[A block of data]
- - -

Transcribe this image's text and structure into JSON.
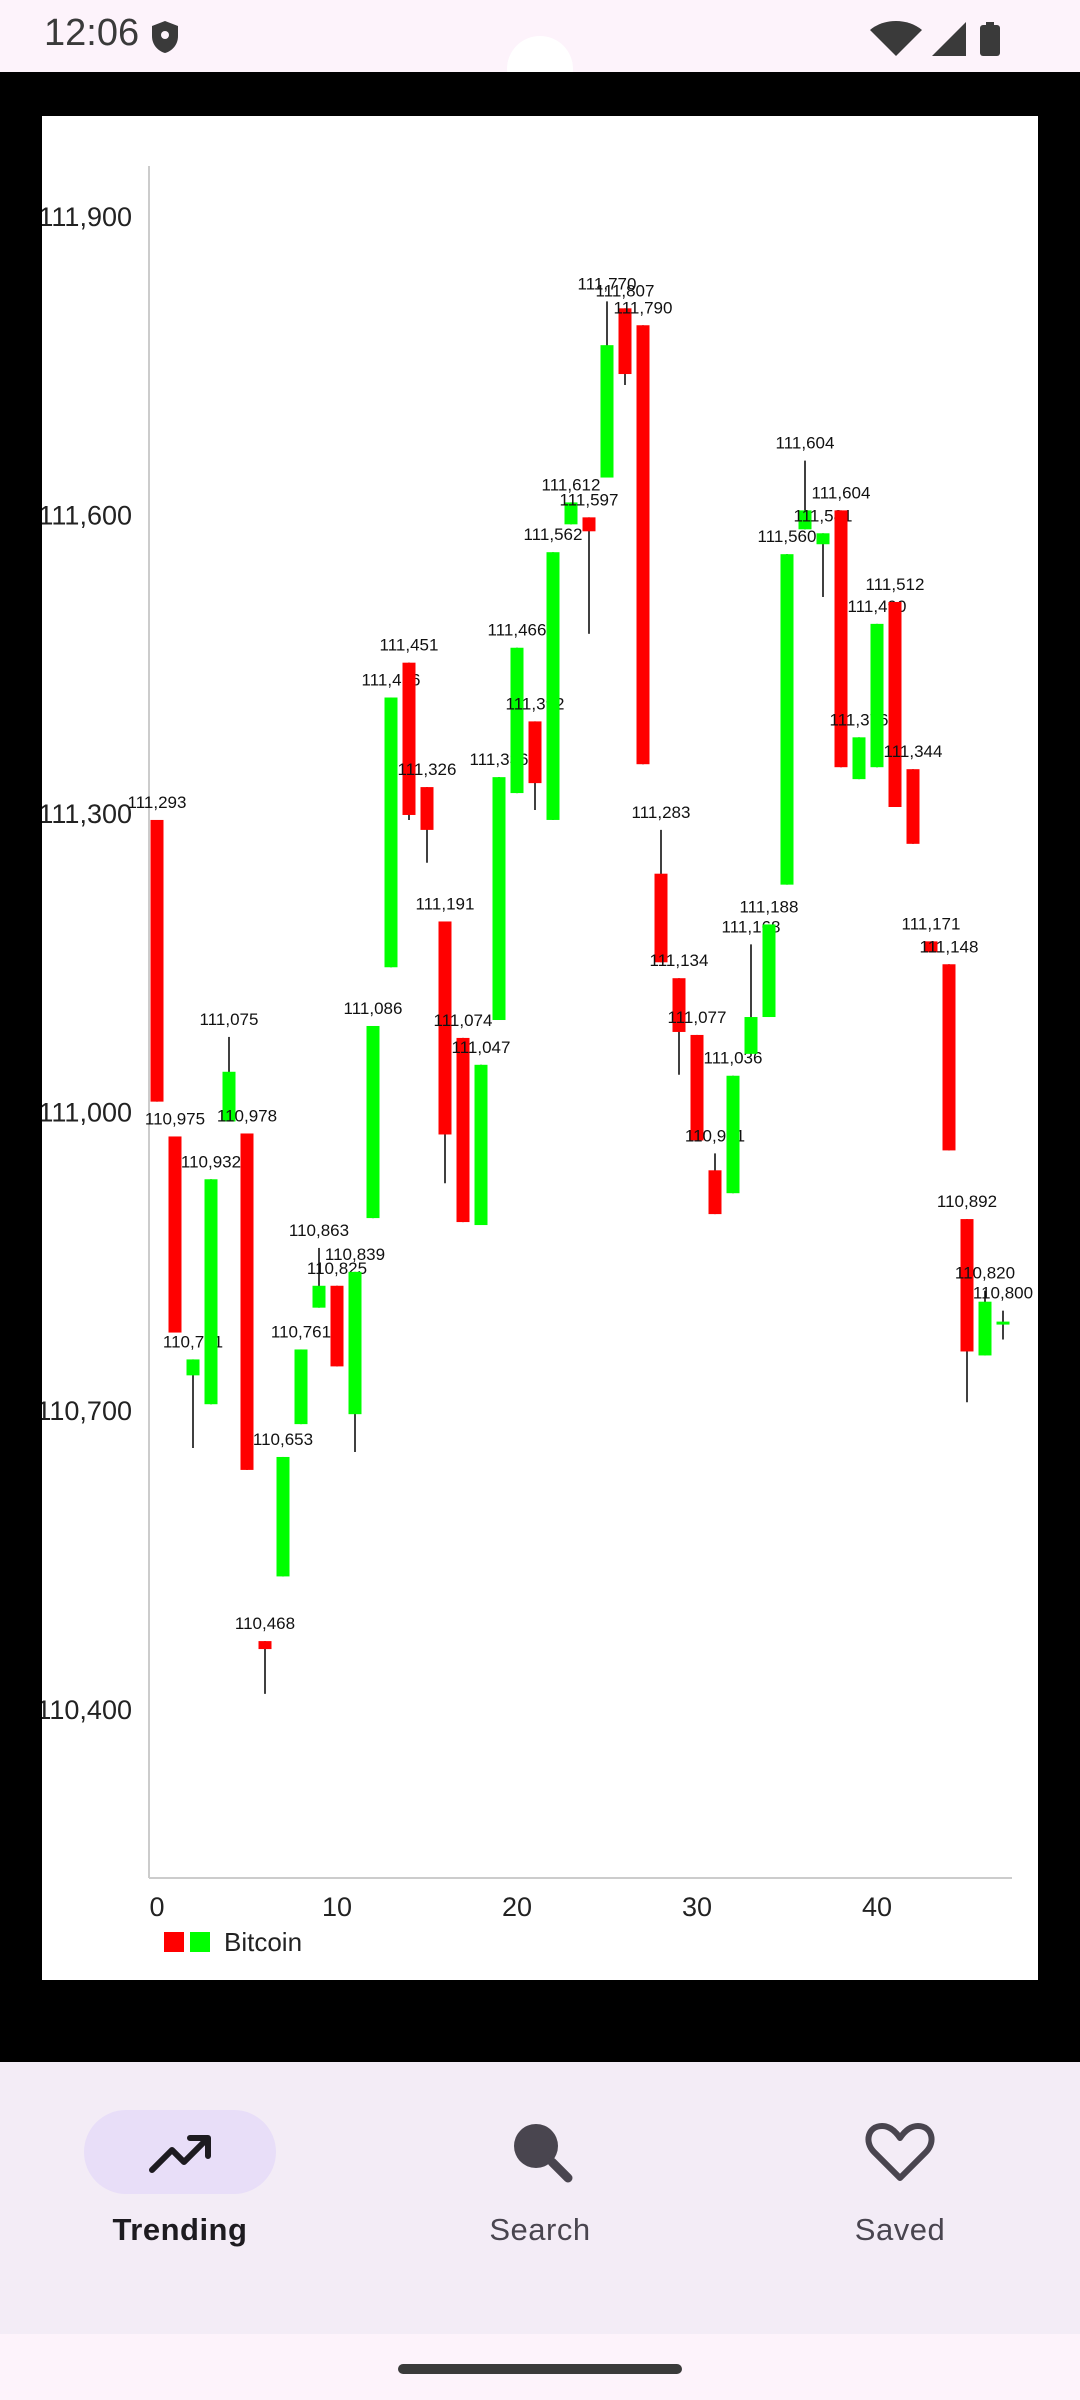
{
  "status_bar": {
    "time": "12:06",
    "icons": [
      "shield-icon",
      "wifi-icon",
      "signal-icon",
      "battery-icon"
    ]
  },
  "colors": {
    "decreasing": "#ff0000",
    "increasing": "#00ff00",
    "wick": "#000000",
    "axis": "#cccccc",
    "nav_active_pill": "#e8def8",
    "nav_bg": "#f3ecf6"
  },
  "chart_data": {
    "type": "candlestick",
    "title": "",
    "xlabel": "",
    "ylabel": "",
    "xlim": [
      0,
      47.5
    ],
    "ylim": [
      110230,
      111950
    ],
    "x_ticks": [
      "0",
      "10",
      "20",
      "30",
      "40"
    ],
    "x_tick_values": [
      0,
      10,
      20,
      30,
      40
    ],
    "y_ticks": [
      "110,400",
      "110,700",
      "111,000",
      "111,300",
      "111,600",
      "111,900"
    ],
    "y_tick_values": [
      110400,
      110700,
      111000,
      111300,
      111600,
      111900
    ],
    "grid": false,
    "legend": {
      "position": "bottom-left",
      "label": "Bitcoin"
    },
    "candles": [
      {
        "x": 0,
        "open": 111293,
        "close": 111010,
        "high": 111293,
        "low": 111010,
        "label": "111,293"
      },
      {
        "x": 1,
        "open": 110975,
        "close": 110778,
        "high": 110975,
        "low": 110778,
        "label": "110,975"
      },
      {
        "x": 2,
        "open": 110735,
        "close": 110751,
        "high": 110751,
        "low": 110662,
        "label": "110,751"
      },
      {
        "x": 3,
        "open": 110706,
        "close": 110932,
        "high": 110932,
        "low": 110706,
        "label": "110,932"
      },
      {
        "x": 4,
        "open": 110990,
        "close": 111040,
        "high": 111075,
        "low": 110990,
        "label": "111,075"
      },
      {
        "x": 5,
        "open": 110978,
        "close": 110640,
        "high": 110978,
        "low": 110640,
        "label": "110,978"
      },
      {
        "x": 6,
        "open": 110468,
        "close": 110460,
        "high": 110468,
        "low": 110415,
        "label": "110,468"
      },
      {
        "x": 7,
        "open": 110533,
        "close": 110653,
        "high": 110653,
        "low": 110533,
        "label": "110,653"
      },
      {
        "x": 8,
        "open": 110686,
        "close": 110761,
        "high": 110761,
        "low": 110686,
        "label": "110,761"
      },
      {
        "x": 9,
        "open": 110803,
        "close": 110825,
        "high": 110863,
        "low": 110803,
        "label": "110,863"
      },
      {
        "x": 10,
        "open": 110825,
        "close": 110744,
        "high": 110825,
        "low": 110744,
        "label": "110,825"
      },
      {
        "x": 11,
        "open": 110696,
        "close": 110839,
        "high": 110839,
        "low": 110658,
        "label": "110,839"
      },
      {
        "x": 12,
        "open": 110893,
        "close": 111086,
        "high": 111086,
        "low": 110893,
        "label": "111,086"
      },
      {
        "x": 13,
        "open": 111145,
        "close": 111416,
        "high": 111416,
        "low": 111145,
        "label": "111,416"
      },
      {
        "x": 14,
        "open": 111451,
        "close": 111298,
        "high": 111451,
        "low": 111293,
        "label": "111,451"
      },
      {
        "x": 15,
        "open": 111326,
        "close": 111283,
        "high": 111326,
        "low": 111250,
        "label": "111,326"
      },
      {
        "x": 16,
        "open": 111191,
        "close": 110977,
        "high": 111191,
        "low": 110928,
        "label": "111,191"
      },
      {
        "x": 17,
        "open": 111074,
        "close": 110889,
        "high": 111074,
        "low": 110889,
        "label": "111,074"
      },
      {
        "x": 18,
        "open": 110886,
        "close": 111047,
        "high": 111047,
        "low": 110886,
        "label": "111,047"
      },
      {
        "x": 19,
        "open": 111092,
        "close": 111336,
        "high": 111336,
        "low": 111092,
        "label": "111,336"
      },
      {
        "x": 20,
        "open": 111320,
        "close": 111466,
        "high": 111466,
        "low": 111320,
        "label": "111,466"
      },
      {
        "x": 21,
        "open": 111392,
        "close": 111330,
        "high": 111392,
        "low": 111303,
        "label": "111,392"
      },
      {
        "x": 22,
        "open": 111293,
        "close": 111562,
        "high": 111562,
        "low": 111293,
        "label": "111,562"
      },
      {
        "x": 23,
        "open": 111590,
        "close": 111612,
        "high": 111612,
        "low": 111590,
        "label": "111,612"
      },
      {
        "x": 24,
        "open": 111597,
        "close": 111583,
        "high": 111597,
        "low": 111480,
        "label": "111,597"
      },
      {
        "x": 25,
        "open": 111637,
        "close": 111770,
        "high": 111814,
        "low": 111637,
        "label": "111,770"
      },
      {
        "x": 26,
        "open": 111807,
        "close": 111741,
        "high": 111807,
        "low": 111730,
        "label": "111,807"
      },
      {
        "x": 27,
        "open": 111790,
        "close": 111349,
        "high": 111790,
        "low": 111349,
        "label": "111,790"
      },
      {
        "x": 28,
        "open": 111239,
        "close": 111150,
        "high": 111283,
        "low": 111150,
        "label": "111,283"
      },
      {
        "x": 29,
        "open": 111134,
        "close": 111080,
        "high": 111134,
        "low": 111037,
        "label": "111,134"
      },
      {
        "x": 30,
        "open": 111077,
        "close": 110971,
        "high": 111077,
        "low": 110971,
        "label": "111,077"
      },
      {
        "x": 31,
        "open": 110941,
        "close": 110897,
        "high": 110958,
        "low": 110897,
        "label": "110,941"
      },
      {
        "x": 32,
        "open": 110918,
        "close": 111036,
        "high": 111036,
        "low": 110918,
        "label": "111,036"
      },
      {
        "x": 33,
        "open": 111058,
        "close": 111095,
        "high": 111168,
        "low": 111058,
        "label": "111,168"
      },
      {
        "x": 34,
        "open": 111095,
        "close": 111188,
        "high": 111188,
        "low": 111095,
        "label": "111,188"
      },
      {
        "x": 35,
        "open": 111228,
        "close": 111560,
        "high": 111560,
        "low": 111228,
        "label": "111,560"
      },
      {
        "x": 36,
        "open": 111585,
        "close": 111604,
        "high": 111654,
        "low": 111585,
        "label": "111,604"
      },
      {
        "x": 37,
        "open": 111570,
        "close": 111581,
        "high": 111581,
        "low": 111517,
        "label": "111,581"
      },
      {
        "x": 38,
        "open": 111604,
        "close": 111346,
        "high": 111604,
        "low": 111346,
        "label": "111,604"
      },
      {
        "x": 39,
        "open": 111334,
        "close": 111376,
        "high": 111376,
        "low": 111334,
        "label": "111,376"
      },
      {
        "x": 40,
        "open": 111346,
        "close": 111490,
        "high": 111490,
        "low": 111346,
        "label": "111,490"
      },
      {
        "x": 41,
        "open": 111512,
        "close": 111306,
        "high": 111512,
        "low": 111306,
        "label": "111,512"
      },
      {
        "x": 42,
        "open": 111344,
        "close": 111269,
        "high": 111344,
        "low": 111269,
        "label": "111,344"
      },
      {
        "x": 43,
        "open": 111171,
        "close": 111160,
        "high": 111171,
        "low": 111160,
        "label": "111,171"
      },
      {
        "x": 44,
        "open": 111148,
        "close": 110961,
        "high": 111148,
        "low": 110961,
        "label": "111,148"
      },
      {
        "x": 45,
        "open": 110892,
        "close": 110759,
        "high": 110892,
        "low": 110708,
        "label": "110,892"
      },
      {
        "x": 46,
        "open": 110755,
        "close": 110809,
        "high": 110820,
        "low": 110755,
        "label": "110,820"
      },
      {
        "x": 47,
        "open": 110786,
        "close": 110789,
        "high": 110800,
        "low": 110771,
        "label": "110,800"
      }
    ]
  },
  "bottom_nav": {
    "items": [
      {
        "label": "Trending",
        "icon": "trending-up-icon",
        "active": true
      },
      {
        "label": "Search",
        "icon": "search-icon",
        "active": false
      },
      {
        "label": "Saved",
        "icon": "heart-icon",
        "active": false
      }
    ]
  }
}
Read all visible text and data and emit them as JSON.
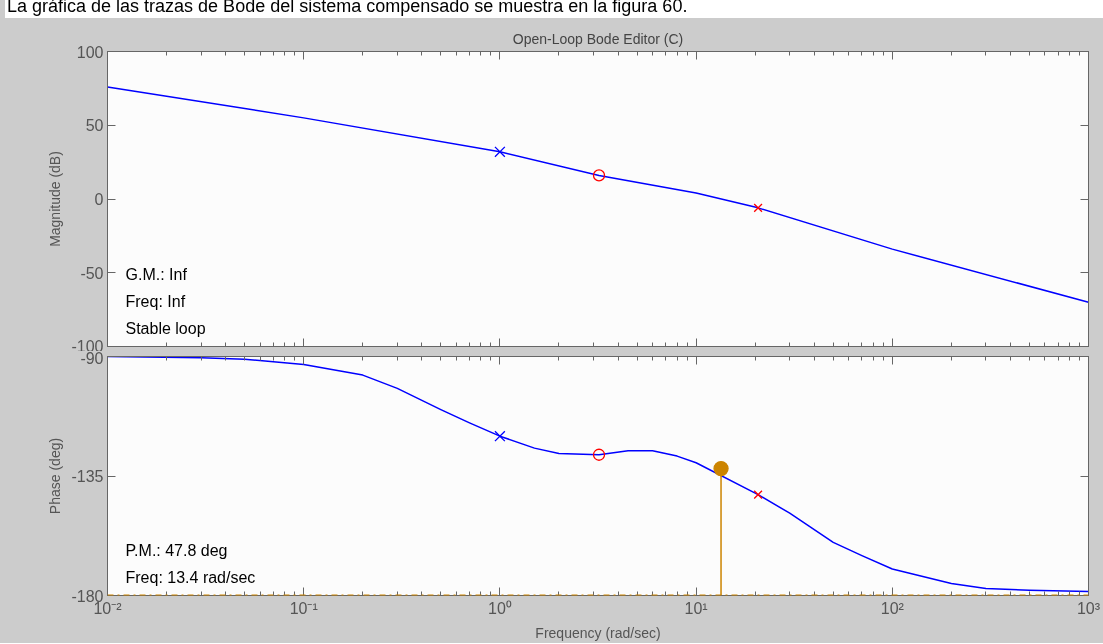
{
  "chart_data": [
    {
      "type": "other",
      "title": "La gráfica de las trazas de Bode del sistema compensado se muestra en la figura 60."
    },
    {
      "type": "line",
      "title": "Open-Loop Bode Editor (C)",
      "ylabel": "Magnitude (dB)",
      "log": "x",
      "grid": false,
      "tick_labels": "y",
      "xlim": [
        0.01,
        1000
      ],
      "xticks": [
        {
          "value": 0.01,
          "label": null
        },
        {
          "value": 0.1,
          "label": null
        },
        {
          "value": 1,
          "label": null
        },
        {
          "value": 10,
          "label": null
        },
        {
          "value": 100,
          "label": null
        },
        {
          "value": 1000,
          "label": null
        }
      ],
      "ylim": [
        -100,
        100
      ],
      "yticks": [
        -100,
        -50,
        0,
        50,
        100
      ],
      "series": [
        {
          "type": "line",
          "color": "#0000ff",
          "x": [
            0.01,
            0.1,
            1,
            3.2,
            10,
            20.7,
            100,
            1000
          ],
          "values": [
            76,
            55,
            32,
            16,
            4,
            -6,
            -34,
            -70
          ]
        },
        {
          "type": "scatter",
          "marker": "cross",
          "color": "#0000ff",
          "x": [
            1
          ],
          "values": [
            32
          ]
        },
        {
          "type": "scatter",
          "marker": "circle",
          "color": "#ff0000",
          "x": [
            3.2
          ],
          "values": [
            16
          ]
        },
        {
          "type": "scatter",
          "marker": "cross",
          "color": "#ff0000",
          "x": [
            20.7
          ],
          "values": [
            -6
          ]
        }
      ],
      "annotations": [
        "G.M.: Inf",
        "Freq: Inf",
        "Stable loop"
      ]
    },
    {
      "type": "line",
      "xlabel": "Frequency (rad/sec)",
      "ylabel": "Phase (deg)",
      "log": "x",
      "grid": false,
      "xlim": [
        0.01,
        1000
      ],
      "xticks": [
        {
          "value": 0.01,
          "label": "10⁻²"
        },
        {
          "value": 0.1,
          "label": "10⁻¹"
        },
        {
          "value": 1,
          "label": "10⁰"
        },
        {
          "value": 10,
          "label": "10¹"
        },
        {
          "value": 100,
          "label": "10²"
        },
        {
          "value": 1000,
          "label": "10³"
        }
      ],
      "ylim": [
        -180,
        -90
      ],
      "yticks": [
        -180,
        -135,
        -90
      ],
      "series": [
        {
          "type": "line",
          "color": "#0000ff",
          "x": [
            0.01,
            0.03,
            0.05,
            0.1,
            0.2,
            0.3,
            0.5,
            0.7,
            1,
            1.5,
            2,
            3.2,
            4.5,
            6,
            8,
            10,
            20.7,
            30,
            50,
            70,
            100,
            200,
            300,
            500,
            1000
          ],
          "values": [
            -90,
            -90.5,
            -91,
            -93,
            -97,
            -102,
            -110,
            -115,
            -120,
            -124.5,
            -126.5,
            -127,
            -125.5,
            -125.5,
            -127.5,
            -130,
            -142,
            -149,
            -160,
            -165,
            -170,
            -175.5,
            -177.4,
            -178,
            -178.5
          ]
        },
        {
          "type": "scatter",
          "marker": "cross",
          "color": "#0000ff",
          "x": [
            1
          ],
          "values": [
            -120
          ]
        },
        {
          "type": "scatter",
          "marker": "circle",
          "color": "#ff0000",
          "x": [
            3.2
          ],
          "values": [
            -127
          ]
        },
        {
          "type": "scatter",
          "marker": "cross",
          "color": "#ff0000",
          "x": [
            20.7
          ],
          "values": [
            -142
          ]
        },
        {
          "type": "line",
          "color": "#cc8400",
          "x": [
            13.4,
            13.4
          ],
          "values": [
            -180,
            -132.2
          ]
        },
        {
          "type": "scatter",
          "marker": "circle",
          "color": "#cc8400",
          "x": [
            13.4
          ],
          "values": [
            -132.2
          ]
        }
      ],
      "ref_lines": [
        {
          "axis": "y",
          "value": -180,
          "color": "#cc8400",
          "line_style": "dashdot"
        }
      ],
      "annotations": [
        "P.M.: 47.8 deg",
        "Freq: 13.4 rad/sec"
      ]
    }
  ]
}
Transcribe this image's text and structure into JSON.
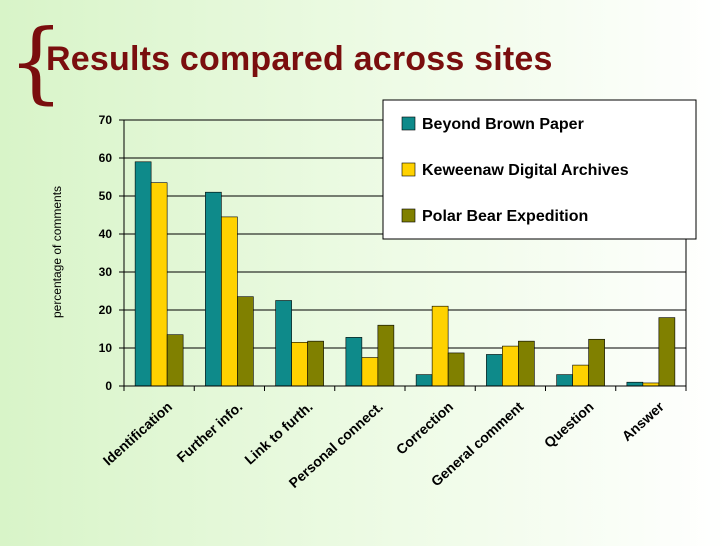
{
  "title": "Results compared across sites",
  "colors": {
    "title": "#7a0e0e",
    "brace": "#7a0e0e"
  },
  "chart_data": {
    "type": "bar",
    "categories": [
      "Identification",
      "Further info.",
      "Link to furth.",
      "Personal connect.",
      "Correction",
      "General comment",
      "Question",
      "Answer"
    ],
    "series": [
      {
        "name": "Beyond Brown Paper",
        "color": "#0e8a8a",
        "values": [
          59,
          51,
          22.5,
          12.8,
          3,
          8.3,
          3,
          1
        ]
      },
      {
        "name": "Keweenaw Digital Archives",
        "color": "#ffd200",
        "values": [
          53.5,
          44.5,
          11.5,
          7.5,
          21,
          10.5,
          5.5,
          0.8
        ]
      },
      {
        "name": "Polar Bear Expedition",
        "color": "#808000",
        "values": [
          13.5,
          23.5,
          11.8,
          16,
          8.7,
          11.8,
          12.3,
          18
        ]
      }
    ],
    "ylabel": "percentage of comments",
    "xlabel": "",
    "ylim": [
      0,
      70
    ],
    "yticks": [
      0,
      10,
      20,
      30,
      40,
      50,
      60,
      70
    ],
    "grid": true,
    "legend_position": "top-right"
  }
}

- - -

DO THIS: Locate all lines holding the word "name", then copy them out.

TASK ANSWER:
        "name": "Beyond Brown Paper",
        "name": "Keweenaw Digital Archives",
        "name": "Polar Bear Expedition",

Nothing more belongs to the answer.